• [Information provided]
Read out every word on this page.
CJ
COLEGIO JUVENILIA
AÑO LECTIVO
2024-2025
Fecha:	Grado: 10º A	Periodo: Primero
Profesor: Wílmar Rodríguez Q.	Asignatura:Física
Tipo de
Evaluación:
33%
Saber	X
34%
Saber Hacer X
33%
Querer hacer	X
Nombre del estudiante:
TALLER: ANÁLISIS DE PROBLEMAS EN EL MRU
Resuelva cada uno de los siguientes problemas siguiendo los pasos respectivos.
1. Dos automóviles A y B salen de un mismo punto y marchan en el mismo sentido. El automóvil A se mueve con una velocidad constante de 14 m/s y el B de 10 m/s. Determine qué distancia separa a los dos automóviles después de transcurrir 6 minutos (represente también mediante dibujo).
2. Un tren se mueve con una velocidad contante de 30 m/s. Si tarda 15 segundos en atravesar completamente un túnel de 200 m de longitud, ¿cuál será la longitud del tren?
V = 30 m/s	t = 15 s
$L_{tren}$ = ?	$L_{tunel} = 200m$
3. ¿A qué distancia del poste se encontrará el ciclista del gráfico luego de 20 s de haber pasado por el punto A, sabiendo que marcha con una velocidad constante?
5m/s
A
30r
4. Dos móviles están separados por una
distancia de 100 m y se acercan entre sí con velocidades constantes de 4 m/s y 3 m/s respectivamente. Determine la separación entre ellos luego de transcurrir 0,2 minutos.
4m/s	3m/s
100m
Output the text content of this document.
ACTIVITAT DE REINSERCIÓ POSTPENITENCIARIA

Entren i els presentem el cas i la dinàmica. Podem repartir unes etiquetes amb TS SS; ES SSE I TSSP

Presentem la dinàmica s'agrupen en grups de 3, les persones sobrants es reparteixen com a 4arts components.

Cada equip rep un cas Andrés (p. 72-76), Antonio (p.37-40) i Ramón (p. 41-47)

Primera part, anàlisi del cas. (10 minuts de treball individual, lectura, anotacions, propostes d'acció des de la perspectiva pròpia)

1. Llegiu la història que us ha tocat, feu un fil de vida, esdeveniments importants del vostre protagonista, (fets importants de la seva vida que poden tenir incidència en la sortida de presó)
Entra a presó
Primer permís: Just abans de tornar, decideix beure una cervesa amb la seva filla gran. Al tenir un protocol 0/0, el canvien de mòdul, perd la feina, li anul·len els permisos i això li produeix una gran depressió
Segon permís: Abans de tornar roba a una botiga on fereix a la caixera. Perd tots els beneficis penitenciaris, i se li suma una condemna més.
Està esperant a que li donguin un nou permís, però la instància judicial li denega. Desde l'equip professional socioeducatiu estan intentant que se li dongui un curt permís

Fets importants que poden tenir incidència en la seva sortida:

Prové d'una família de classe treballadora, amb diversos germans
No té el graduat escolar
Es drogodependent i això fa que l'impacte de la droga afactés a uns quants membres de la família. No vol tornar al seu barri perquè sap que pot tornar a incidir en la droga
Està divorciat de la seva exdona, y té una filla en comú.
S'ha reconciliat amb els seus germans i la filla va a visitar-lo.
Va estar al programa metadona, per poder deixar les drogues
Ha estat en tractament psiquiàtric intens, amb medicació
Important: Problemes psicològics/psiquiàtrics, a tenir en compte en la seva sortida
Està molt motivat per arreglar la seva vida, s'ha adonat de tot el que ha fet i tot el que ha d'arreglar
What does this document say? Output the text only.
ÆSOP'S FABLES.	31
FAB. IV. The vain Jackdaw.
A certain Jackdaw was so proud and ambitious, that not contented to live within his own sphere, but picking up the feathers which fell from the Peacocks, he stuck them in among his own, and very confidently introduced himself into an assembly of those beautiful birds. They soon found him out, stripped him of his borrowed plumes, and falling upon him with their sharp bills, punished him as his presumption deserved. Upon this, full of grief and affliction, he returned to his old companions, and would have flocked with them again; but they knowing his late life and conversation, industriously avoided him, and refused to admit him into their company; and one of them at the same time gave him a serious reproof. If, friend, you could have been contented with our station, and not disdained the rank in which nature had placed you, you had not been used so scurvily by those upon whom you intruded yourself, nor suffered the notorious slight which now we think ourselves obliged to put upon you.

• [Written request] Quote every line from the line containing "What does this" through the closing line of the listing, including both.

• [Output of the exercise]
What does this document say? Output the text only.
ÆSOP'S FABLES.	31
FAB. IV. The vain Jackdaw.
A certain Jackdaw was so proud and ambitious, that not contented to live within his own sphere, but picking up the feathers which fell from the Peacocks, he stuck them in among his own, and very confidently introduced himself into an assembly of those beautiful birds. They soon found him out, stripped him of his borrowed plumes, and falling upon him with their sharp bills, punished him as his presumption deserved. Upon this, full of grief and affliction, he returned to his old companions, and would have flocked with them again; but they knowing his late life and conversation, industriously avoided him, and refused to admit him into their company; and one of them at the same time gave him a serious reproof. If, friend, you could have been contented with our station, and not disdained the rank in which nature had placed you, you had not been used so scurvily by those upon whom you intruded yourself, nor suffered the notorious slight which now we think ourselves obliged to put upon you.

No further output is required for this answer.